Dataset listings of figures
——
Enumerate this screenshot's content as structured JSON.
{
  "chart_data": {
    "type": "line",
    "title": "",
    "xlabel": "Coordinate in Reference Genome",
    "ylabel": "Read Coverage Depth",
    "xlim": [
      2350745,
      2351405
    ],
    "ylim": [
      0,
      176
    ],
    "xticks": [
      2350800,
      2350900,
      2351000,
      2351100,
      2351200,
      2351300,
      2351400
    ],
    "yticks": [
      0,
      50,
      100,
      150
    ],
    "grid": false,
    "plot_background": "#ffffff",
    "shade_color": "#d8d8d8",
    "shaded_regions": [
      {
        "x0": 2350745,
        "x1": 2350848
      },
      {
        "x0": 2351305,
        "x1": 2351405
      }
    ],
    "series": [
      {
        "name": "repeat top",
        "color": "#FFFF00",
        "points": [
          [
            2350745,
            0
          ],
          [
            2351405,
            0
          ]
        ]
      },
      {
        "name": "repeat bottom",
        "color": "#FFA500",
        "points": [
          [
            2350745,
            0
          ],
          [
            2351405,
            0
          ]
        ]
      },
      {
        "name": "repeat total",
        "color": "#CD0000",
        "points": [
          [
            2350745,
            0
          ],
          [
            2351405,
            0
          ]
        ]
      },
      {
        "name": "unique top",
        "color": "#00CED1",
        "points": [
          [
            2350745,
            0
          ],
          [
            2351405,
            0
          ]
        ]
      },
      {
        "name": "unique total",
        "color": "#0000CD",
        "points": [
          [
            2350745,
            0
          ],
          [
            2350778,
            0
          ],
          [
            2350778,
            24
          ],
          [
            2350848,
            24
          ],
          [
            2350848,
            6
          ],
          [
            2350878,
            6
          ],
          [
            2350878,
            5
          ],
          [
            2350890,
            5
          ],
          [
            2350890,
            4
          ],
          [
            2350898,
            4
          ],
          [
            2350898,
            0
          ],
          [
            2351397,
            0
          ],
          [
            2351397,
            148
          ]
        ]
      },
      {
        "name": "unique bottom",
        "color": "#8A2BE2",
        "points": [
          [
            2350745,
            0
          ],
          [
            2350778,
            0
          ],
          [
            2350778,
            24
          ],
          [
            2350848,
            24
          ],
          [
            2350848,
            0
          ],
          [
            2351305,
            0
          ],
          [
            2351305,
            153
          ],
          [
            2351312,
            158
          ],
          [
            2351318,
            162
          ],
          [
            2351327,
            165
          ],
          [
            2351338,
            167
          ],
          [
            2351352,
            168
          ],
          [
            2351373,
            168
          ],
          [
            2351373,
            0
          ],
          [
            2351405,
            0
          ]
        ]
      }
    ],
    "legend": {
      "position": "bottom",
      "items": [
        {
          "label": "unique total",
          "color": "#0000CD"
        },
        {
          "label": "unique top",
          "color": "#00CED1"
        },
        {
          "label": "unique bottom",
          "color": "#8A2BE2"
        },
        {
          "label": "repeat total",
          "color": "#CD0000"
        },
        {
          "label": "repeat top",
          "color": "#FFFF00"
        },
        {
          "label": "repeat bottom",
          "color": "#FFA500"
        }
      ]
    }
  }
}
——
> **Required action**: Each line above is to be reproduced exactly. Leave none out.

> **Solved problem**:
Enumerate this screenshot's content as structured JSON.
{
  "chart_data": {
    "type": "line",
    "title": "",
    "xlabel": "Coordinate in Reference Genome",
    "ylabel": "Read Coverage Depth",
    "xlim": [
      2350745,
      2351405
    ],
    "ylim": [
      0,
      176
    ],
    "xticks": [
      2350800,
      2350900,
      2351000,
      2351100,
      2351200,
      2351300,
      2351400
    ],
    "yticks": [
      0,
      50,
      100,
      150
    ],
    "grid": false,
    "plot_background": "#ffffff",
    "shade_color": "#d8d8d8",
    "shaded_regions": [
      {
        "x0": 2350745,
        "x1": 2350848
      },
      {
        "x0": 2351305,
        "x1": 2351405
      }
    ],
    "series": [
      {
        "name": "repeat top",
        "color": "#FFFF00",
        "points": [
          [
            2350745,
            0
          ],
          [
            2351405,
            0
          ]
        ]
      },
      {
        "name": "repeat bottom",
        "color": "#FFA500",
        "points": [
          [
            2350745,
            0
          ],
          [
            2351405,
            0
          ]
        ]
      },
      {
        "name": "repeat total",
        "color": "#CD0000",
        "points": [
          [
            2350745,
            0
          ],
          [
            2351405,
            0
          ]
        ]
      },
      {
        "name": "unique top",
        "color": "#00CED1",
        "points": [
          [
            2350745,
            0
          ],
          [
            2351405,
            0
          ]
        ]
      },
      {
        "name": "unique total",
        "color": "#0000CD",
        "points": [
          [
            2350745,
            0
          ],
          [
            2350778,
            0
          ],
          [
            2350778,
            24
          ],
          [
            2350848,
            24
          ],
          [
            2350848,
            6
          ],
          [
            2350878,
            6
          ],
          [
            2350878,
            5
          ],
          [
            2350890,
            5
          ],
          [
            2350890,
            4
          ],
          [
            2350898,
            4
          ],
          [
            2350898,
            0
          ],
          [
            2351397,
            0
          ],
          [
            2351397,
            148
          ]
        ]
      },
      {
        "name": "unique bottom",
        "color": "#8A2BE2",
        "points": [
          [
            2350745,
            0
          ],
          [
            2350778,
            0
          ],
          [
            2350778,
            24
          ],
          [
            2350848,
            24
          ],
          [
            2350848,
            0
          ],
          [
            2351305,
            0
          ],
          [
            2351305,
            153
          ],
          [
            2351312,
            158
          ],
          [
            2351318,
            162
          ],
          [
            2351327,
            165
          ],
          [
            2351338,
            167
          ],
          [
            2351352,
            168
          ],
          [
            2351373,
            168
          ],
          [
            2351373,
            0
          ],
          [
            2351405,
            0
          ]
        ]
      }
    ],
    "legend": {
      "position": "bottom",
      "items": [
        {
          "label": "unique total",
          "color": "#0000CD"
        },
        {
          "label": "unique top",
          "color": "#00CED1"
        },
        {
          "label": "unique bottom",
          "color": "#8A2BE2"
        },
        {
          "label": "repeat total",
          "color": "#CD0000"
        },
        {
          "label": "repeat top",
          "color": "#FFFF00"
        },
        {
          "label": "repeat bottom",
          "color": "#FFA500"
        }
      ]
    }
  }
}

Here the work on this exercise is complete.